→ **DIRECTIONS**
Gather, from the data below, each line in which the word "cookies" occurs.

→ **RECORDS FOR THIS TASK**
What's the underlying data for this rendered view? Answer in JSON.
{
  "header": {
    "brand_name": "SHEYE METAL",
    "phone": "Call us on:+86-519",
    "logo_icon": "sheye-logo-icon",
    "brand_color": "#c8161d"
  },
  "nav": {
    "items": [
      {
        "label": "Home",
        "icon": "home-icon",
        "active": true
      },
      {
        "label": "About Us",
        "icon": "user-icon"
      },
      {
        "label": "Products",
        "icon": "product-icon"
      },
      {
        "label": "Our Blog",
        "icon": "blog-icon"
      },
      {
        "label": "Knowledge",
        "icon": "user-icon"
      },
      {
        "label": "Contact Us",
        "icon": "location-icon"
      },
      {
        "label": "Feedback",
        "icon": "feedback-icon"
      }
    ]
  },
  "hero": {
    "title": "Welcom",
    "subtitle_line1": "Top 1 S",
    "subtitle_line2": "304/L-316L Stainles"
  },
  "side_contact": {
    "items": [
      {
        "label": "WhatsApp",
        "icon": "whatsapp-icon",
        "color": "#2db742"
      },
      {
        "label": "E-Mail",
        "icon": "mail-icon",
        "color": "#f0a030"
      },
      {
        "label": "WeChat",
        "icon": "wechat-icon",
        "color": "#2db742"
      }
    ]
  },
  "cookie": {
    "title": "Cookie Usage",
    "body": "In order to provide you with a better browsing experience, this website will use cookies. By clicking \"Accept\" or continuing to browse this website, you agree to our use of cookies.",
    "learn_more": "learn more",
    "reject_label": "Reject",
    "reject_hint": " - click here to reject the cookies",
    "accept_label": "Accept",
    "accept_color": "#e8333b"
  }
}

→ **EXERCISE OUTPUT**
    "body": "In order to provide you with a better browsing experience, this website will use cookies. By clicking \"Accept\" or continuing to browse this website, you agree to our use of cookies.",
    "reject_hint": " - click here to reject the cookies",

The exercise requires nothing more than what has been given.